Data entries
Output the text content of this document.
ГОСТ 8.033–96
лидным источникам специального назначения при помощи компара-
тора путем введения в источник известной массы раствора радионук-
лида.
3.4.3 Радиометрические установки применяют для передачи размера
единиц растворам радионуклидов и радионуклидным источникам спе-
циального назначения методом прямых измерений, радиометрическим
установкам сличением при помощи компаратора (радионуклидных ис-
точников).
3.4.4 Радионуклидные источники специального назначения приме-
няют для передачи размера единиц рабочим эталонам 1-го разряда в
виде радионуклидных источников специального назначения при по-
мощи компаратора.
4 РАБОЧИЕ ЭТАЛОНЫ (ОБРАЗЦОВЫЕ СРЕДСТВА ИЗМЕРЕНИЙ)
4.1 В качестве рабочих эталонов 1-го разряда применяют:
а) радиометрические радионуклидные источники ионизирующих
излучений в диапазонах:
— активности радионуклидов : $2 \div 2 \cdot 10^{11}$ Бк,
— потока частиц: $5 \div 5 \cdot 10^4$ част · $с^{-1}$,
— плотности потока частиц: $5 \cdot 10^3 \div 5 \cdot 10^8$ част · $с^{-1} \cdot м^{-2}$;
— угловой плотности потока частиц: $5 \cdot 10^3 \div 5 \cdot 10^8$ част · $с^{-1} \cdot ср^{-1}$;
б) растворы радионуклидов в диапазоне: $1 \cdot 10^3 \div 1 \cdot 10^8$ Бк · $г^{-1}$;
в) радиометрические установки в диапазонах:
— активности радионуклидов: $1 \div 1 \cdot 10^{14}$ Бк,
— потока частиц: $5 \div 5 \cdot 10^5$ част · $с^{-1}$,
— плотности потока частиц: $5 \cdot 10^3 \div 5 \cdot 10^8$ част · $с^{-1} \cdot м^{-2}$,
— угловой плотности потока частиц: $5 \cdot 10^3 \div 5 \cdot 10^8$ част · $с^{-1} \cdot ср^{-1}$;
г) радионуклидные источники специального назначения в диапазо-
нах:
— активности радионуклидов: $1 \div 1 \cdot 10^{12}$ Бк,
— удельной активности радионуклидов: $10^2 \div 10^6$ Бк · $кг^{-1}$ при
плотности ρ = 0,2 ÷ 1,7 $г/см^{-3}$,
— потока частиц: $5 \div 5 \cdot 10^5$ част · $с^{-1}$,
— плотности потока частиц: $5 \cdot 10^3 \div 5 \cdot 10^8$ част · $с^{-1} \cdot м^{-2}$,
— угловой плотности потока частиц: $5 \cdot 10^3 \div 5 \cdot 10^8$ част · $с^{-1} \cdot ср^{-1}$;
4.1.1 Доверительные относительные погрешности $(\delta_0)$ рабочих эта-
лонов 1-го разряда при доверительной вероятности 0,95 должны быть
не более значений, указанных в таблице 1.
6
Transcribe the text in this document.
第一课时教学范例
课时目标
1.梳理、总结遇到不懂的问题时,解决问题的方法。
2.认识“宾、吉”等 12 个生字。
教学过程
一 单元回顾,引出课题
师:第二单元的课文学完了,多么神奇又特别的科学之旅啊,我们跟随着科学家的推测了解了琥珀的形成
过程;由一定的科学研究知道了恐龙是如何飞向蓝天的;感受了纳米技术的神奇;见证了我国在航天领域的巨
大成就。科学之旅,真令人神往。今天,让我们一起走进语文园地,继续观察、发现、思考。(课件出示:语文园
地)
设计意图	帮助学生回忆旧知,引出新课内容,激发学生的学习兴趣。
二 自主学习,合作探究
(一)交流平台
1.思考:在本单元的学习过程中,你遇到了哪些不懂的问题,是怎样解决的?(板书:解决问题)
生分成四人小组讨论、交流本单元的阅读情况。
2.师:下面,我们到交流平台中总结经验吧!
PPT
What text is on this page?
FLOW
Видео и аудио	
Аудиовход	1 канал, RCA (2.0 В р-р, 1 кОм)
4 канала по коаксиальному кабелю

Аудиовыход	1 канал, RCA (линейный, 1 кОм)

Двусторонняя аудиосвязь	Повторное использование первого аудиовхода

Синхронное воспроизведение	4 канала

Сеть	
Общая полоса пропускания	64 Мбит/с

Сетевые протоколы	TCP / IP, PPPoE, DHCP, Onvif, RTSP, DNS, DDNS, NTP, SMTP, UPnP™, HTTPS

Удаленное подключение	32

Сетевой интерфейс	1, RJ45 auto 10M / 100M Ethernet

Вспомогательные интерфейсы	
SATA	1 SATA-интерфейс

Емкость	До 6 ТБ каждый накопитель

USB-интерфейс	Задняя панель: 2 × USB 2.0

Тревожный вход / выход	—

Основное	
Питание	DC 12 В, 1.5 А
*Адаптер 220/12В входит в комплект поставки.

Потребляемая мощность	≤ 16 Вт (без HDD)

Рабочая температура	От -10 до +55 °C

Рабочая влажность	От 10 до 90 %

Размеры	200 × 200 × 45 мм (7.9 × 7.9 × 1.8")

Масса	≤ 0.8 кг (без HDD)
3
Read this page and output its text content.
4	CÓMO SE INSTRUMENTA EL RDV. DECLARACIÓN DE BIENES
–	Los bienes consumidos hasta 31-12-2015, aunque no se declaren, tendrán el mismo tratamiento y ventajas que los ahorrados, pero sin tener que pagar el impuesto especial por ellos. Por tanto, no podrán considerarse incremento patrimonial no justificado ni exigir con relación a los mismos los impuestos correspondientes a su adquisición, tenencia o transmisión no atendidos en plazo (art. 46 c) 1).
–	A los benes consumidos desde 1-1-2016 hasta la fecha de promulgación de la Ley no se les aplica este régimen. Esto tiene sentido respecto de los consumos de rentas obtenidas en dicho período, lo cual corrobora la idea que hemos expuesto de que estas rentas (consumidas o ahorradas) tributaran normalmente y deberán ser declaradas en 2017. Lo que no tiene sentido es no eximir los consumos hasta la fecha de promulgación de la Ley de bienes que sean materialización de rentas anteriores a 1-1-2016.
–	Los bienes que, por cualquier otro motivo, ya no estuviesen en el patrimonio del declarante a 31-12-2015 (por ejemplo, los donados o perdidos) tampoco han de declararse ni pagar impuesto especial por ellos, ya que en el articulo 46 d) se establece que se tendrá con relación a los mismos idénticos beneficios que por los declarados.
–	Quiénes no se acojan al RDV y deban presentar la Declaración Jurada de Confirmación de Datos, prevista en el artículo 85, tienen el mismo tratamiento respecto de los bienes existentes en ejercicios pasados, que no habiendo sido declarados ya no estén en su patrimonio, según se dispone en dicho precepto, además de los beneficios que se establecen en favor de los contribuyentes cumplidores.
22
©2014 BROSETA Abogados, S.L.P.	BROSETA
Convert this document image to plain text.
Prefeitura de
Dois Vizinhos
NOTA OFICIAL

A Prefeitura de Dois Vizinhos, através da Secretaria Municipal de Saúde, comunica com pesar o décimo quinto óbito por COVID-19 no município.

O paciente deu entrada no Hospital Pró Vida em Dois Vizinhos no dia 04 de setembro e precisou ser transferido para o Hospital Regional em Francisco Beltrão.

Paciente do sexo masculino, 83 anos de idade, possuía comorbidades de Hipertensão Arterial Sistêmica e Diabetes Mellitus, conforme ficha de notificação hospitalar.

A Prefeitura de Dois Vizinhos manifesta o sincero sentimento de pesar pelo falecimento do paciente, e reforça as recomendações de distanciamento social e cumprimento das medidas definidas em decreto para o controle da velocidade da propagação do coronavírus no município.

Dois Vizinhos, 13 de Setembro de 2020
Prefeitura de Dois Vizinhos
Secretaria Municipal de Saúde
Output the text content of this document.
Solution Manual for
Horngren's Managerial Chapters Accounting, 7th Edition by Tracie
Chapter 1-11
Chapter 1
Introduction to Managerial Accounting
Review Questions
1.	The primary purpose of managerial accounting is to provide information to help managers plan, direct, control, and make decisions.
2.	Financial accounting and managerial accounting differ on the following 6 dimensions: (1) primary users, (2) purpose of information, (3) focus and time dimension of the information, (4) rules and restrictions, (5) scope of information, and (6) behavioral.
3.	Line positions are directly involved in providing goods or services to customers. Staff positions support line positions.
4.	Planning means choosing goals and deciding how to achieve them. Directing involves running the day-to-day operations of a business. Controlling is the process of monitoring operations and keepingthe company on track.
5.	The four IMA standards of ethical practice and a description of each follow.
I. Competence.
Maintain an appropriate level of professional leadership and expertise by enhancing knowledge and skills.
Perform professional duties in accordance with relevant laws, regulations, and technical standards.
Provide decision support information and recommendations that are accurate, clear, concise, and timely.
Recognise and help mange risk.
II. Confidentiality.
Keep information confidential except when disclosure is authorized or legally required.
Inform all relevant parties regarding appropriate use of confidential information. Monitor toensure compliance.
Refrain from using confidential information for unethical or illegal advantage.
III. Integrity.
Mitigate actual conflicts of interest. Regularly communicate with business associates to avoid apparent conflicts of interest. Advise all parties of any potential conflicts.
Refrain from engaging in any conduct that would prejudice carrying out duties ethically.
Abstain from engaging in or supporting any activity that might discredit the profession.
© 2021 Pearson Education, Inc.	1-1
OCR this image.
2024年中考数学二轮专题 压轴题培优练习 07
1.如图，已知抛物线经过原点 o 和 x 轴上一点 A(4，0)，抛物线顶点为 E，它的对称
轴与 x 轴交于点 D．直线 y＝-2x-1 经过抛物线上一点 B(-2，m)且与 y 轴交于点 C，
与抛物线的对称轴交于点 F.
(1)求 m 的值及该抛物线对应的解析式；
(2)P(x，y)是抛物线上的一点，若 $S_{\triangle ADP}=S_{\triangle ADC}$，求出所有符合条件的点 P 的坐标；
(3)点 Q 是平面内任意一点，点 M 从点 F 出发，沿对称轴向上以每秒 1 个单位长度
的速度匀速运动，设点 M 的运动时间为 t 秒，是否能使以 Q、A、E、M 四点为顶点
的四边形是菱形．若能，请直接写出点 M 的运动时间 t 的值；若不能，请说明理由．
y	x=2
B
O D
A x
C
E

- Directive: Repeat exactly the lines above, starting with the line that contains "OCR this image." and ending with the last line, both included, and nothing else.

- Written solution:
OCR this image.
2024年中考数学二轮专题 压轴题培优练习 07
1.如图，已知抛物线经过原点 o 和 x 轴上一点 A(4，0)，抛物线顶点为 E，它的对称
轴与 x 轴交于点 D．直线 y＝-2x-1 经过抛物线上一点 B(-2，m)且与 y 轴交于点 C，
与抛物线的对称轴交于点 F.
(1)求 m 的值及该抛物线对应的解析式；
(2)P(x，y)是抛物线上的一点，若 $S_{\triangle ADP}=S_{\triangle ADC}$，求出所有符合条件的点 P 的坐标；
(3)点 Q 是平面内任意一点，点 M 从点 F 出发，沿对称轴向上以每秒 1 个单位长度
的速度匀速运动，设点 M 的运动时间为 t 秒，是否能使以 Q、A、E、M 四点为顶点
的四边形是菱形．若能，请直接写出点 M 的运动时间 t 的值；若不能，请说明理由．
y	x=2
B
O D
A x
C
E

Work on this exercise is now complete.